* [Material provided]:
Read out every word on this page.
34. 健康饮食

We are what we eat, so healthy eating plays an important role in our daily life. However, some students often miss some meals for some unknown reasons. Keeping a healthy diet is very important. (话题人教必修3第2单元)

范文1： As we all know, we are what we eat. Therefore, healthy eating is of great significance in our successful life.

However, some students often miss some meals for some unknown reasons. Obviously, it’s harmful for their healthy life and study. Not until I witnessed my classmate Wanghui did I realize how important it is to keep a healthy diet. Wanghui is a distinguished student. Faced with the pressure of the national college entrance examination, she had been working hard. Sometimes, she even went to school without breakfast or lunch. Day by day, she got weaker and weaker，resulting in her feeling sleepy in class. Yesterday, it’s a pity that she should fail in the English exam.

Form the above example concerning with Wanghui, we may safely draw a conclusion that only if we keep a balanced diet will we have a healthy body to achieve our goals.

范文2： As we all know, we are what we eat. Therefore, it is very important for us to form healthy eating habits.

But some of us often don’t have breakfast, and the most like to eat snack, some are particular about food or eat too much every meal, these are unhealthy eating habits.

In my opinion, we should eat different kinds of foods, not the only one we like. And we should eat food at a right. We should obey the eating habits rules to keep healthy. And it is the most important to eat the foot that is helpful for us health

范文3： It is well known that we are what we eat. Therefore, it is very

* [Written instruction]: All of the records must be repeated exactly.

* [Problem solution]:
Read out every word on this page.
34. 健康饮食

We are what we eat, so healthy eating plays an important role in our daily life. However, some students often miss some meals for some unknown reasons. Keeping a healthy diet is very important. (话题人教必修3第2单元)

范文1： As we all know, we are what we eat. Therefore, healthy eating is of great significance in our successful life.

However, some students often miss some meals for some unknown reasons. Obviously, it’s harmful for their healthy life and study. Not until I witnessed my classmate Wanghui did I realize how important it is to keep a healthy diet. Wanghui is a distinguished student. Faced with the pressure of the national college entrance examination, she had been working hard. Sometimes, she even went to school without breakfast or lunch. Day by day, she got weaker and weaker，resulting in her feeling sleepy in class. Yesterday, it’s a pity that she should fail in the English exam.

Form the above example concerning with Wanghui, we may safely draw a conclusion that only if we keep a balanced diet will we have a healthy body to achieve our goals.

范文2： As we all know, we are what we eat. Therefore, it is very important for us to form healthy eating habits.

But some of us often don’t have breakfast, and the most like to eat snack, some are particular about food or eat too much every meal, these are unhealthy eating habits.

In my opinion, we should eat different kinds of foods, not the only one we like. And we should eat food at a right. We should obey the eating habits rules to keep healthy. And it is the most important to eat the foot that is helpful for us health

范文3： It is well known that we are what we eat. Therefore, it is very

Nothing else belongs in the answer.